**YOUR GOAL**
Tell how many lines in the data below hold the string "Септембар"; give nothing but the number.

Extracted data entries
•••••
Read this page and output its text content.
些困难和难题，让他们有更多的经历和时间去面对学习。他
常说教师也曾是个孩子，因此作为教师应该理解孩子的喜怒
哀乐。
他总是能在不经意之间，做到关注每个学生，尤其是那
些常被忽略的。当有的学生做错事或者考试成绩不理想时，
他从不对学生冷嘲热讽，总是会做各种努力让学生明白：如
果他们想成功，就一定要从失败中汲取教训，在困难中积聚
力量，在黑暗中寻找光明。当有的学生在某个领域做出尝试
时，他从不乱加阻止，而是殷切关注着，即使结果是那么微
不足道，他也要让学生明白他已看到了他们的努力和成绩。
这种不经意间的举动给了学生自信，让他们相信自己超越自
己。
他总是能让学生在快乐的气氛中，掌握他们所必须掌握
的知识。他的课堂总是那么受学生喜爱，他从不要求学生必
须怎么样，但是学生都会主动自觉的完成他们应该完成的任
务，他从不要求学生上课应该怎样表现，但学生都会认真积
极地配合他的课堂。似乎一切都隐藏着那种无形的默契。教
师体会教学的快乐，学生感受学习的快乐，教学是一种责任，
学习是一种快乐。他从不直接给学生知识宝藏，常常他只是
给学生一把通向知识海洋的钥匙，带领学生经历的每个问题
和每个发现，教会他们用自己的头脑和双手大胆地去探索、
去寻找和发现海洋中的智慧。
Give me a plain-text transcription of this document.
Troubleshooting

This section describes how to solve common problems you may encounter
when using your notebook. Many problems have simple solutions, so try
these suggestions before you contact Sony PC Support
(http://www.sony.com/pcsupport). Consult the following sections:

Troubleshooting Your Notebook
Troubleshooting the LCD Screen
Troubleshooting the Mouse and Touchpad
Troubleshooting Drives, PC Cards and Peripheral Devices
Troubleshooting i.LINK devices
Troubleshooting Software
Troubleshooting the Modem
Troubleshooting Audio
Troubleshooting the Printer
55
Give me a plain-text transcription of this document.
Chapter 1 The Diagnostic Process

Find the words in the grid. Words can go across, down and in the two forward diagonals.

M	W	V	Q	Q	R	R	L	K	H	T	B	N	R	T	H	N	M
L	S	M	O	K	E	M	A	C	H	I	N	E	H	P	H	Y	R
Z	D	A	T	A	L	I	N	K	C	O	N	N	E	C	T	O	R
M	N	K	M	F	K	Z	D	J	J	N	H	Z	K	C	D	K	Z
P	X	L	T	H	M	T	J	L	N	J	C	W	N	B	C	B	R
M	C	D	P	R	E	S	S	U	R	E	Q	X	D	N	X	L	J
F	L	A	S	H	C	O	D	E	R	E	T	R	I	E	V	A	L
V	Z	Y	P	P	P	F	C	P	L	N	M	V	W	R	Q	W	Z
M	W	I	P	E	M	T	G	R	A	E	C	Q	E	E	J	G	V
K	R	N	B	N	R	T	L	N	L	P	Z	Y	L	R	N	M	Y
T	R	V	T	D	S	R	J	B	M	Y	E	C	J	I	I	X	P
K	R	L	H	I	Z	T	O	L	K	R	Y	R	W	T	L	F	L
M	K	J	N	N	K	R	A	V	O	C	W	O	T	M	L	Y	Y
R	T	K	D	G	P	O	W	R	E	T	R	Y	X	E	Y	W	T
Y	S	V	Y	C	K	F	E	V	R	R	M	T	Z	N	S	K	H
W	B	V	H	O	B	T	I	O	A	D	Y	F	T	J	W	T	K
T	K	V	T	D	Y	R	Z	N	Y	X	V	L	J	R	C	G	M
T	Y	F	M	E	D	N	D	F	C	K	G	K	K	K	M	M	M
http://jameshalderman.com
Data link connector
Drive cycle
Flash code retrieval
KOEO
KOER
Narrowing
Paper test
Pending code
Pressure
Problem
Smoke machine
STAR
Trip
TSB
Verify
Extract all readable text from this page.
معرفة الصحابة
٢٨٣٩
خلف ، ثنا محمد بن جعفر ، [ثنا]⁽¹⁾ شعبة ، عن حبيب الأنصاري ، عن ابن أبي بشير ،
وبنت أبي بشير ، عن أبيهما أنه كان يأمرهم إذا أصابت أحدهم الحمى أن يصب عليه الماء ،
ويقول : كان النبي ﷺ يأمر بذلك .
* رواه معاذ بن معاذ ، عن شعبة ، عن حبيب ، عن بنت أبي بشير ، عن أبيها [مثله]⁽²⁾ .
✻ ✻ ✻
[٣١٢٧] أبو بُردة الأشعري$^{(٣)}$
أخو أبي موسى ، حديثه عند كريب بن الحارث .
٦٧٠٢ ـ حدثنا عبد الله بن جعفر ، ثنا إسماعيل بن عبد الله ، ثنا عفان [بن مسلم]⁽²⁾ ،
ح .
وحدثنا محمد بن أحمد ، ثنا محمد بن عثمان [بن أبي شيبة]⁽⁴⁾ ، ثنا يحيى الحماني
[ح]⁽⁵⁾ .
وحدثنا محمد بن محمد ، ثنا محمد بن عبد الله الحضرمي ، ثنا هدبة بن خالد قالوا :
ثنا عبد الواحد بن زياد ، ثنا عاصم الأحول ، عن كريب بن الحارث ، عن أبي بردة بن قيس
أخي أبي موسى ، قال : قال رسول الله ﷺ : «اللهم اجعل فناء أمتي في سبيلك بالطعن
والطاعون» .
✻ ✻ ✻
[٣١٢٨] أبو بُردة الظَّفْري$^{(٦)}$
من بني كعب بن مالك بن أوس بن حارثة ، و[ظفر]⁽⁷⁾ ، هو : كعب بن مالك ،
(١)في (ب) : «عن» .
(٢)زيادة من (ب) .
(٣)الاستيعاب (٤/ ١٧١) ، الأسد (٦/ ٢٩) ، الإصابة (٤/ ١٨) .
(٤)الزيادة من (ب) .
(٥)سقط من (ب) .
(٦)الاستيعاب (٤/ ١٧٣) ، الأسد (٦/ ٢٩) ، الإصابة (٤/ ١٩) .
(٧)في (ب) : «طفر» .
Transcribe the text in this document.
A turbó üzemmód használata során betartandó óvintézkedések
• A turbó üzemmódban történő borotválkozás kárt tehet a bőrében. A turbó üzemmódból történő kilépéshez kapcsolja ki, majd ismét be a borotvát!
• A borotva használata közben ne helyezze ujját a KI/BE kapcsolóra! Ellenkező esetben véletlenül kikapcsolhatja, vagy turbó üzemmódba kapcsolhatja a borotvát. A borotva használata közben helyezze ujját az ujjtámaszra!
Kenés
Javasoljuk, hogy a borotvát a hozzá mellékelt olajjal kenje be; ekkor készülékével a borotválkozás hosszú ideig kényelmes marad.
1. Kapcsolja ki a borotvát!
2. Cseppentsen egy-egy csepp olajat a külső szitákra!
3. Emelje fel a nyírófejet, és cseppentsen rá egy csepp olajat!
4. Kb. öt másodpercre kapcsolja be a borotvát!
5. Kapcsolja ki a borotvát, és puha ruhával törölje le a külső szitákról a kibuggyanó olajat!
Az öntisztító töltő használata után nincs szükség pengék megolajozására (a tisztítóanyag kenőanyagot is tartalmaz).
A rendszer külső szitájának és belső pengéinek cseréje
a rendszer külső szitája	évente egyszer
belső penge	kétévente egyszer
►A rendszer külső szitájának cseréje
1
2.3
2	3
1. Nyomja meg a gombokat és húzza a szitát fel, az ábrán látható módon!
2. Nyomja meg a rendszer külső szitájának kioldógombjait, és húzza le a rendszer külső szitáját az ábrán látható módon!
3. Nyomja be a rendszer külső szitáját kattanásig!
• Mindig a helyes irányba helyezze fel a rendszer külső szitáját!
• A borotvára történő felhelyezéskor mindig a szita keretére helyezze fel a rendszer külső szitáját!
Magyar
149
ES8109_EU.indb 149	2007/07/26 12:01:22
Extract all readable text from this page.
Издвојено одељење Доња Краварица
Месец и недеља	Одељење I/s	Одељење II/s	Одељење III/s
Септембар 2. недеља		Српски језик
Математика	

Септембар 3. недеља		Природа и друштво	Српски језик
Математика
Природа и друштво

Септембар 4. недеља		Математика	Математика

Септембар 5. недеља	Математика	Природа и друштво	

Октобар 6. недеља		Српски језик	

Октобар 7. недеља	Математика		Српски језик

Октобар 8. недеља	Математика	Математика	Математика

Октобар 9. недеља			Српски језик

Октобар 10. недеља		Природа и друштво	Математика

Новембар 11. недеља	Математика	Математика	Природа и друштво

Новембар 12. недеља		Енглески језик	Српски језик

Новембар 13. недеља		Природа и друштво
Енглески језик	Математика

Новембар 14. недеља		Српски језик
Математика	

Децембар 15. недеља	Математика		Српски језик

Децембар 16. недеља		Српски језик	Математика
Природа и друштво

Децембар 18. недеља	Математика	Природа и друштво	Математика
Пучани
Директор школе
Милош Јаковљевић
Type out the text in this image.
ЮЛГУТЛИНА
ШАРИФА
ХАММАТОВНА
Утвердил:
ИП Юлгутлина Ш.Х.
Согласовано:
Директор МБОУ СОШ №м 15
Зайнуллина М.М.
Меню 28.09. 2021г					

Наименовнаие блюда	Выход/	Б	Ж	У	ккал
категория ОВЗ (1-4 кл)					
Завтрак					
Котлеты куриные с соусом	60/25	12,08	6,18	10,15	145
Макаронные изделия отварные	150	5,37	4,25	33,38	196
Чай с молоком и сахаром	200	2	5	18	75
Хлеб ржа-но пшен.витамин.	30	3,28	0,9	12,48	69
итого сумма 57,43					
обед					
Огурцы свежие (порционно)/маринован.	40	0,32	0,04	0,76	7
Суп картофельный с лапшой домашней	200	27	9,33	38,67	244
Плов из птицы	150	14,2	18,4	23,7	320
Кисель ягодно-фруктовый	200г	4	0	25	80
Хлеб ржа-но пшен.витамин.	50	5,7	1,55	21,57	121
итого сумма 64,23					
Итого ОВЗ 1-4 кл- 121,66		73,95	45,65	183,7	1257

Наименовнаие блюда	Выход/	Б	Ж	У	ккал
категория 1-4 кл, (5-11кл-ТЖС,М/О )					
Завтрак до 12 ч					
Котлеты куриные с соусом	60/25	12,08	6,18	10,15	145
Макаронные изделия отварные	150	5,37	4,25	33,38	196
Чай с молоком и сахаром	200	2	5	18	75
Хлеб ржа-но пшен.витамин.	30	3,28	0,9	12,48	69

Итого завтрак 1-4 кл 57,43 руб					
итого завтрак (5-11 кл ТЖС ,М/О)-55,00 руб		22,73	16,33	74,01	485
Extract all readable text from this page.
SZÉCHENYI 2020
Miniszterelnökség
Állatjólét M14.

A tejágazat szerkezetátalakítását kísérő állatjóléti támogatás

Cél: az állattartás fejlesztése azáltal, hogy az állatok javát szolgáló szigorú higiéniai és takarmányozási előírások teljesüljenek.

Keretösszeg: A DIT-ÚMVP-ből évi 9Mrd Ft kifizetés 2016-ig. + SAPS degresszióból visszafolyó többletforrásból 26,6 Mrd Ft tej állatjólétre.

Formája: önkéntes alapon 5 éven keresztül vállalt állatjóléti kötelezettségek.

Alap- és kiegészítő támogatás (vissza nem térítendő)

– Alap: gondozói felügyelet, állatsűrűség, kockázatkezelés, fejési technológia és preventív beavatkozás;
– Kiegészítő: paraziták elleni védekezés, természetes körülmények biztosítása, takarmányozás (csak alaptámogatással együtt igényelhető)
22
•••••
**ANSWER TO THE TASK**
4